-- start Given records --
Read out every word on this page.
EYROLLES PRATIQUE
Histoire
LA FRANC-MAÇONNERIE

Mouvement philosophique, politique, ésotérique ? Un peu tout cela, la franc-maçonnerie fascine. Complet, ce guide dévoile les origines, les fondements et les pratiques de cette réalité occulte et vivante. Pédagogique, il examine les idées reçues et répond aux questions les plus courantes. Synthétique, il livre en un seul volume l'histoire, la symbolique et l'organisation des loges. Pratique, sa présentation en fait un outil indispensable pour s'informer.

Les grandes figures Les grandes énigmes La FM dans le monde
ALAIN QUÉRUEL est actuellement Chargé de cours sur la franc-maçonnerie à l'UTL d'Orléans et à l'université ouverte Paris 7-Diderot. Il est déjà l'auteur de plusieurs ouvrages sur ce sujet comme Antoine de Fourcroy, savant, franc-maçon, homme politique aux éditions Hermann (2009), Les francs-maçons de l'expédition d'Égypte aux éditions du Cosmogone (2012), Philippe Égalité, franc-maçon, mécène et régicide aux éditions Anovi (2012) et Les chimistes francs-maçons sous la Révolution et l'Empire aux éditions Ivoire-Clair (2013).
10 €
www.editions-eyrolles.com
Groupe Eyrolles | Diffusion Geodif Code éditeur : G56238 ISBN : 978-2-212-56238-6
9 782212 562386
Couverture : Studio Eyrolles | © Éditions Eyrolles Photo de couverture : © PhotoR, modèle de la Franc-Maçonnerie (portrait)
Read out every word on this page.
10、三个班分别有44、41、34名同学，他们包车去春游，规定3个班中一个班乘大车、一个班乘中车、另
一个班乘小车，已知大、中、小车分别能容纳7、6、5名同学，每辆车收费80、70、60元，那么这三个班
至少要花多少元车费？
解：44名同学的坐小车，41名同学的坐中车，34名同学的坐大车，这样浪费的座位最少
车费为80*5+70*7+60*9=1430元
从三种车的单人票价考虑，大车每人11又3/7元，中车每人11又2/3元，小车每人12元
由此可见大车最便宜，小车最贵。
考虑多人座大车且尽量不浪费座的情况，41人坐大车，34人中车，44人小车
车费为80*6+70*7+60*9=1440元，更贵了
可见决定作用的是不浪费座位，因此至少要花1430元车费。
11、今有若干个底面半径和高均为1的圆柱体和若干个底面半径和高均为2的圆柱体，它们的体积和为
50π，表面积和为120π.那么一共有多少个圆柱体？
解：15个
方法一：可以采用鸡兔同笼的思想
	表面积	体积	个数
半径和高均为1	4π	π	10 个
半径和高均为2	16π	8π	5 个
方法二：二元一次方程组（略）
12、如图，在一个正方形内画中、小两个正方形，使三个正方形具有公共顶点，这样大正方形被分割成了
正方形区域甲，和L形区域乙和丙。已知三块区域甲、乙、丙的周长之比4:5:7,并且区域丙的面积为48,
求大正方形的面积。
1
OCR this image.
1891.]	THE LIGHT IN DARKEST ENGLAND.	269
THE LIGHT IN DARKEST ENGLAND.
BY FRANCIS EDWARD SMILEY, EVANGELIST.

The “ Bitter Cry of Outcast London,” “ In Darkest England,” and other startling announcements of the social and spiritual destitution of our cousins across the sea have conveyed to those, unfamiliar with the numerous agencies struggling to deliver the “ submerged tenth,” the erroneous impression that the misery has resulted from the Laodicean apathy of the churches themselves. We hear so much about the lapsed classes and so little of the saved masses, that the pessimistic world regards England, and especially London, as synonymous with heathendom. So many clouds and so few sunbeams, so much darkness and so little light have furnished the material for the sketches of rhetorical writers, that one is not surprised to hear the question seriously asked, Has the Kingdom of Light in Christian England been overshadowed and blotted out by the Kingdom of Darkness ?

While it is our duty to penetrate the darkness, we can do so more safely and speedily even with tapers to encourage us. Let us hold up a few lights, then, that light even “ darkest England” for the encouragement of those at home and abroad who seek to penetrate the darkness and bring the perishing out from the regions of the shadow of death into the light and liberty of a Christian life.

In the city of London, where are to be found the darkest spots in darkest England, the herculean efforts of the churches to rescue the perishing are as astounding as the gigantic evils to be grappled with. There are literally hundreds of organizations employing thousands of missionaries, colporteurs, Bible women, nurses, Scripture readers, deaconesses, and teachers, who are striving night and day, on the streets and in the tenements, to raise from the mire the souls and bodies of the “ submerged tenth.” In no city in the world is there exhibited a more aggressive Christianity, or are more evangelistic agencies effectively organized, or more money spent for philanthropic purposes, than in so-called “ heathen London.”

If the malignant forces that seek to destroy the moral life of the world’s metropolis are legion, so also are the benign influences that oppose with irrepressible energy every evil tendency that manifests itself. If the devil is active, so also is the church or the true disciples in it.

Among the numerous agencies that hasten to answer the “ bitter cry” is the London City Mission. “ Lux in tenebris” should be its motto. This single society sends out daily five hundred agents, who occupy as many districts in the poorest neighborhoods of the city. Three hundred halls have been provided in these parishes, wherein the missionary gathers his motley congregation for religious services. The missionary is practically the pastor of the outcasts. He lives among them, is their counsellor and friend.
-- end Given records --
> [What you need to do]:
Send back each record exactly as it stands.

> [Result of this exercise]:
Read out every word on this page.
EYROLLES PRATIQUE
Histoire
LA FRANC-MAÇONNERIE

Mouvement philosophique, politique, ésotérique ? Un peu tout cela, la franc-maçonnerie fascine. Complet, ce guide dévoile les origines, les fondements et les pratiques de cette réalité occulte et vivante. Pédagogique, il examine les idées reçues et répond aux questions les plus courantes. Synthétique, il livre en un seul volume l'histoire, la symbolique et l'organisation des loges. Pratique, sa présentation en fait un outil indispensable pour s'informer.

Les grandes figures Les grandes énigmes La FM dans le monde
ALAIN QUÉRUEL est actuellement Chargé de cours sur la franc-maçonnerie à l'UTL d'Orléans et à l'université ouverte Paris 7-Diderot. Il est déjà l'auteur de plusieurs ouvrages sur ce sujet comme Antoine de Fourcroy, savant, franc-maçon, homme politique aux éditions Hermann (2009), Les francs-maçons de l'expédition d'Égypte aux éditions du Cosmogone (2012), Philippe Égalité, franc-maçon, mécène et régicide aux éditions Anovi (2012) et Les chimistes francs-maçons sous la Révolution et l'Empire aux éditions Ivoire-Clair (2013).
10 €
www.editions-eyrolles.com
Groupe Eyrolles | Diffusion Geodif Code éditeur : G56238 ISBN : 978-2-212-56238-6
9 782212 562386
Couverture : Studio Eyrolles | © Éditions Eyrolles Photo de couverture : © PhotoR, modèle de la Franc-Maçonnerie (portrait)
Read out every word on this page.
10、三个班分别有44、41、34名同学，他们包车去春游，规定3个班中一个班乘大车、一个班乘中车、另
一个班乘小车，已知大、中、小车分别能容纳7、6、5名同学，每辆车收费80、70、60元，那么这三个班
至少要花多少元车费？
解：44名同学的坐小车，41名同学的坐中车，34名同学的坐大车，这样浪费的座位最少
车费为80*5+70*7+60*9=1430元
从三种车的单人票价考虑，大车每人11又3/7元，中车每人11又2/3元，小车每人12元
由此可见大车最便宜，小车最贵。
考虑多人座大车且尽量不浪费座的情况，41人坐大车，34人中车，44人小车
车费为80*6+70*7+60*9=1440元，更贵了
可见决定作用的是不浪费座位，因此至少要花1430元车费。
11、今有若干个底面半径和高均为1的圆柱体和若干个底面半径和高均为2的圆柱体，它们的体积和为
50π，表面积和为120π.那么一共有多少个圆柱体？
解：15个
方法一：可以采用鸡兔同笼的思想
	表面积	体积	个数
半径和高均为1	4π	π	10 个
半径和高均为2	16π	8π	5 个
方法二：二元一次方程组（略）
12、如图，在一个正方形内画中、小两个正方形，使三个正方形具有公共顶点，这样大正方形被分割成了
正方形区域甲，和L形区域乙和丙。已知三块区域甲、乙、丙的周长之比4:5:7,并且区域丙的面积为48,
求大正方形的面积。
1
OCR this image.
1891.]	THE LIGHT IN DARKEST ENGLAND.	269
THE LIGHT IN DARKEST ENGLAND.
BY FRANCIS EDWARD SMILEY, EVANGELIST.

The “ Bitter Cry of Outcast London,” “ In Darkest England,” and other startling announcements of the social and spiritual destitution of our cousins across the sea have conveyed to those, unfamiliar with the numerous agencies struggling to deliver the “ submerged tenth,” the erroneous impression that the misery has resulted from the Laodicean apathy of the churches themselves. We hear so much about the lapsed classes and so little of the saved masses, that the pessimistic world regards England, and especially London, as synonymous with heathendom. So many clouds and so few sunbeams, so much darkness and so little light have furnished the material for the sketches of rhetorical writers, that one is not surprised to hear the question seriously asked, Has the Kingdom of Light in Christian England been overshadowed and blotted out by the Kingdom of Darkness ?

While it is our duty to penetrate the darkness, we can do so more safely and speedily even with tapers to encourage us. Let us hold up a few lights, then, that light even “ darkest England” for the encouragement of those at home and abroad who seek to penetrate the darkness and bring the perishing out from the regions of the shadow of death into the light and liberty of a Christian life.

In the city of London, where are to be found the darkest spots in darkest England, the herculean efforts of the churches to rescue the perishing are as astounding as the gigantic evils to be grappled with. There are literally hundreds of organizations employing thousands of missionaries, colporteurs, Bible women, nurses, Scripture readers, deaconesses, and teachers, who are striving night and day, on the streets and in the tenements, to raise from the mire the souls and bodies of the “ submerged tenth.” In no city in the world is there exhibited a more aggressive Christianity, or are more evangelistic agencies effectively organized, or more money spent for philanthropic purposes, than in so-called “ heathen London.”

If the malignant forces that seek to destroy the moral life of the world’s metropolis are legion, so also are the benign influences that oppose with irrepressible energy every evil tendency that manifests itself. If the devil is active, so also is the church or the true disciples in it.

Among the numerous agencies that hasten to answer the “ bitter cry” is the London City Mission. “ Lux in tenebris” should be its motto. This single society sends out daily five hundred agents, who occupy as many districts in the poorest neighborhoods of the city. Three hundred halls have been provided in these parishes, wherein the missionary gathers his motley congregation for religious services. The missionary is practically the pastor of the outcasts. He lives among them, is their counsellor and friend.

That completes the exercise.